→ **Short problem**
All entries are to be quoted exactly; the images stay out of the copy.

→ **Provided records**
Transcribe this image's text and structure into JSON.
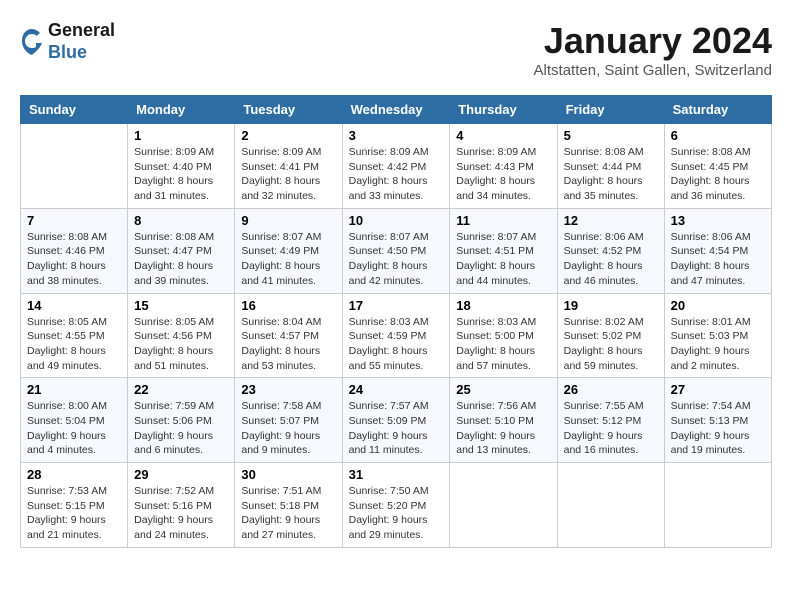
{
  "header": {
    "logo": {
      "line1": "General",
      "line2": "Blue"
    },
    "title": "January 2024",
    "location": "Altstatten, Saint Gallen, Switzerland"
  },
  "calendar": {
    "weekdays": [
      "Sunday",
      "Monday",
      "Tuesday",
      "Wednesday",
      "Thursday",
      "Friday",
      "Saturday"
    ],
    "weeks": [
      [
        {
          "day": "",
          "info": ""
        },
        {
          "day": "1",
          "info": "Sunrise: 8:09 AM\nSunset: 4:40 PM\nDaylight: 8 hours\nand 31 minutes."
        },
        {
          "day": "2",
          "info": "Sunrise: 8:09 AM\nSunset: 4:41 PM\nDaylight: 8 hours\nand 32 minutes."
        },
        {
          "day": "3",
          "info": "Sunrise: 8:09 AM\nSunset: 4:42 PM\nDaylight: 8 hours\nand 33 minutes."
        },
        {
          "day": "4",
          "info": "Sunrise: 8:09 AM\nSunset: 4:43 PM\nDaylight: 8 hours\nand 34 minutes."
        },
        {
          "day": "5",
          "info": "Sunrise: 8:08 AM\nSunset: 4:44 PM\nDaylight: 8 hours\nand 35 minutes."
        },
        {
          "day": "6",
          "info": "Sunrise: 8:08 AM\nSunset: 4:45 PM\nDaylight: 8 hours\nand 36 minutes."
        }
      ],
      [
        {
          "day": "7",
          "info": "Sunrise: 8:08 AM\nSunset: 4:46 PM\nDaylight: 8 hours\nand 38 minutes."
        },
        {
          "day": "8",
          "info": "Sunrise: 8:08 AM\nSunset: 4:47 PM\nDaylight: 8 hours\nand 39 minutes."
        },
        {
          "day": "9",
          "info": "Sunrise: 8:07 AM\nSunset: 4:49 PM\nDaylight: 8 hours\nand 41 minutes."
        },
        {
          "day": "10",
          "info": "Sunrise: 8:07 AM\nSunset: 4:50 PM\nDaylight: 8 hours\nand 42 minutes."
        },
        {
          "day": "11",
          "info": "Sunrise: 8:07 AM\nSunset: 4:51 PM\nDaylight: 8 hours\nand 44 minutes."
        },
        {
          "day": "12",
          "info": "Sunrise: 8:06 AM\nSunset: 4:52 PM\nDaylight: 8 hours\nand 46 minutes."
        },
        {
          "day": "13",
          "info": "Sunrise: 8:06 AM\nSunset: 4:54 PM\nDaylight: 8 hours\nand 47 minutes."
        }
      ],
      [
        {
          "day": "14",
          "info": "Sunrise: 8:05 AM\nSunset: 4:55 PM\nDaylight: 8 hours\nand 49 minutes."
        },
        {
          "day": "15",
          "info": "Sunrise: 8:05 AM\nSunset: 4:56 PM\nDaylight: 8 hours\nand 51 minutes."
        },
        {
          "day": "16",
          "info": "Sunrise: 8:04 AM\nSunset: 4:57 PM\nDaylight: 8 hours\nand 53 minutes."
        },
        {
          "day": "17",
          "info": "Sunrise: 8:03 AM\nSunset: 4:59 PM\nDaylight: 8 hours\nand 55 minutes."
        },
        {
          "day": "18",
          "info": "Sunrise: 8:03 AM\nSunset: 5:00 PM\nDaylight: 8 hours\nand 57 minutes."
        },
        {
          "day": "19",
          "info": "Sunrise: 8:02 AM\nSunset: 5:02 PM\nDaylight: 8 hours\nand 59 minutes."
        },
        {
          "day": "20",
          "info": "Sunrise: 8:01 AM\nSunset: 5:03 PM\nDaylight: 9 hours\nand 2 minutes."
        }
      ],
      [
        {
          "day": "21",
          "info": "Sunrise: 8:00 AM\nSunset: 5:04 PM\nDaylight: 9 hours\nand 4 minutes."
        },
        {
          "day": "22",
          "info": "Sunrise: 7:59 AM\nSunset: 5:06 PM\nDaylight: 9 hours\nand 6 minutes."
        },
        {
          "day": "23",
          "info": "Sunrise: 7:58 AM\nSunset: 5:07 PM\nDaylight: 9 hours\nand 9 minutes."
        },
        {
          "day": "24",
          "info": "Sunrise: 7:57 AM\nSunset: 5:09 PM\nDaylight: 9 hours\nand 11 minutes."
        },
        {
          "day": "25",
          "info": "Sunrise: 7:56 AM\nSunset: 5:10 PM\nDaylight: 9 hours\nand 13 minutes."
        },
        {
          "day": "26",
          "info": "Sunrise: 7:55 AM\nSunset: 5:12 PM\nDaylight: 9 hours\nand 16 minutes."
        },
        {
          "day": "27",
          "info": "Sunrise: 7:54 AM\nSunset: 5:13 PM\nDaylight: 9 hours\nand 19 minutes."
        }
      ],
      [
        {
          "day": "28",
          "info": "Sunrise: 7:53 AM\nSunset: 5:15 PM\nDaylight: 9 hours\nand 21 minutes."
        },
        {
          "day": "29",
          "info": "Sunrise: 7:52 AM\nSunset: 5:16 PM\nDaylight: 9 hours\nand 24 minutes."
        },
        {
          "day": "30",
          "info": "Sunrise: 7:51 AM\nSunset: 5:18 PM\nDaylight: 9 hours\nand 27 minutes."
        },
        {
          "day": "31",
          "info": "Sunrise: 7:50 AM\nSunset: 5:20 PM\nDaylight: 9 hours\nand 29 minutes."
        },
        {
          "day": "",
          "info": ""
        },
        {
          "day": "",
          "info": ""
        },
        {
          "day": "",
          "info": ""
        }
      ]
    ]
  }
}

→ **The response**
Transcribe this image's text and structure into JSON.
{
  "header": {
    "logo": {
      "line1": "General",
      "line2": "Blue"
    },
    "title": "January 2024",
    "location": "Altstatten, Saint Gallen, Switzerland"
  },
  "calendar": {
    "weekdays": [
      "Sunday",
      "Monday",
      "Tuesday",
      "Wednesday",
      "Thursday",
      "Friday",
      "Saturday"
    ],
    "weeks": [
      [
        {
          "day": "",
          "info": ""
        },
        {
          "day": "1",
          "info": "Sunrise: 8:09 AM\nSunset: 4:40 PM\nDaylight: 8 hours\nand 31 minutes."
        },
        {
          "day": "2",
          "info": "Sunrise: 8:09 AM\nSunset: 4:41 PM\nDaylight: 8 hours\nand 32 minutes."
        },
        {
          "day": "3",
          "info": "Sunrise: 8:09 AM\nSunset: 4:42 PM\nDaylight: 8 hours\nand 33 minutes."
        },
        {
          "day": "4",
          "info": "Sunrise: 8:09 AM\nSunset: 4:43 PM\nDaylight: 8 hours\nand 34 minutes."
        },
        {
          "day": "5",
          "info": "Sunrise: 8:08 AM\nSunset: 4:44 PM\nDaylight: 8 hours\nand 35 minutes."
        },
        {
          "day": "6",
          "info": "Sunrise: 8:08 AM\nSunset: 4:45 PM\nDaylight: 8 hours\nand 36 minutes."
        }
      ],
      [
        {
          "day": "7",
          "info": "Sunrise: 8:08 AM\nSunset: 4:46 PM\nDaylight: 8 hours\nand 38 minutes."
        },
        {
          "day": "8",
          "info": "Sunrise: 8:08 AM\nSunset: 4:47 PM\nDaylight: 8 hours\nand 39 minutes."
        },
        {
          "day": "9",
          "info": "Sunrise: 8:07 AM\nSunset: 4:49 PM\nDaylight: 8 hours\nand 41 minutes."
        },
        {
          "day": "10",
          "info": "Sunrise: 8:07 AM\nSunset: 4:50 PM\nDaylight: 8 hours\nand 42 minutes."
        },
        {
          "day": "11",
          "info": "Sunrise: 8:07 AM\nSunset: 4:51 PM\nDaylight: 8 hours\nand 44 minutes."
        },
        {
          "day": "12",
          "info": "Sunrise: 8:06 AM\nSunset: 4:52 PM\nDaylight: 8 hours\nand 46 minutes."
        },
        {
          "day": "13",
          "info": "Sunrise: 8:06 AM\nSunset: 4:54 PM\nDaylight: 8 hours\nand 47 minutes."
        }
      ],
      [
        {
          "day": "14",
          "info": "Sunrise: 8:05 AM\nSunset: 4:55 PM\nDaylight: 8 hours\nand 49 minutes."
        },
        {
          "day": "15",
          "info": "Sunrise: 8:05 AM\nSunset: 4:56 PM\nDaylight: 8 hours\nand 51 minutes."
        },
        {
          "day": "16",
          "info": "Sunrise: 8:04 AM\nSunset: 4:57 PM\nDaylight: 8 hours\nand 53 minutes."
        },
        {
          "day": "17",
          "info": "Sunrise: 8:03 AM\nSunset: 4:59 PM\nDaylight: 8 hours\nand 55 minutes."
        },
        {
          "day": "18",
          "info": "Sunrise: 8:03 AM\nSunset: 5:00 PM\nDaylight: 8 hours\nand 57 minutes."
        },
        {
          "day": "19",
          "info": "Sunrise: 8:02 AM\nSunset: 5:02 PM\nDaylight: 8 hours\nand 59 minutes."
        },
        {
          "day": "20",
          "info": "Sunrise: 8:01 AM\nSunset: 5:03 PM\nDaylight: 9 hours\nand 2 minutes."
        }
      ],
      [
        {
          "day": "21",
          "info": "Sunrise: 8:00 AM\nSunset: 5:04 PM\nDaylight: 9 hours\nand 4 minutes."
        },
        {
          "day": "22",
          "info": "Sunrise: 7:59 AM\nSunset: 5:06 PM\nDaylight: 9 hours\nand 6 minutes."
        },
        {
          "day": "23",
          "info": "Sunrise: 7:58 AM\nSunset: 5:07 PM\nDaylight: 9 hours\nand 9 minutes."
        },
        {
          "day": "24",
          "info": "Sunrise: 7:57 AM\nSunset: 5:09 PM\nDaylight: 9 hours\nand 11 minutes."
        },
        {
          "day": "25",
          "info": "Sunrise: 7:56 AM\nSunset: 5:10 PM\nDaylight: 9 hours\nand 13 minutes."
        },
        {
          "day": "26",
          "info": "Sunrise: 7:55 AM\nSunset: 5:12 PM\nDaylight: 9 hours\nand 16 minutes."
        },
        {
          "day": "27",
          "info": "Sunrise: 7:54 AM\nSunset: 5:13 PM\nDaylight: 9 hours\nand 19 minutes."
        }
      ],
      [
        {
          "day": "28",
          "info": "Sunrise: 7:53 AM\nSunset: 5:15 PM\nDaylight: 9 hours\nand 21 minutes."
        },
        {
          "day": "29",
          "info": "Sunrise: 7:52 AM\nSunset: 5:16 PM\nDaylight: 9 hours\nand 24 minutes."
        },
        {
          "day": "30",
          "info": "Sunrise: 7:51 AM\nSunset: 5:18 PM\nDaylight: 9 hours\nand 27 minutes."
        },
        {
          "day": "31",
          "info": "Sunrise: 7:50 AM\nSunset: 5:20 PM\nDaylight: 9 hours\nand 29 minutes."
        },
        {
          "day": "",
          "info": ""
        },
        {
          "day": "",
          "info": ""
        },
        {
          "day": "",
          "info": ""
        }
      ]
    ]
  }
}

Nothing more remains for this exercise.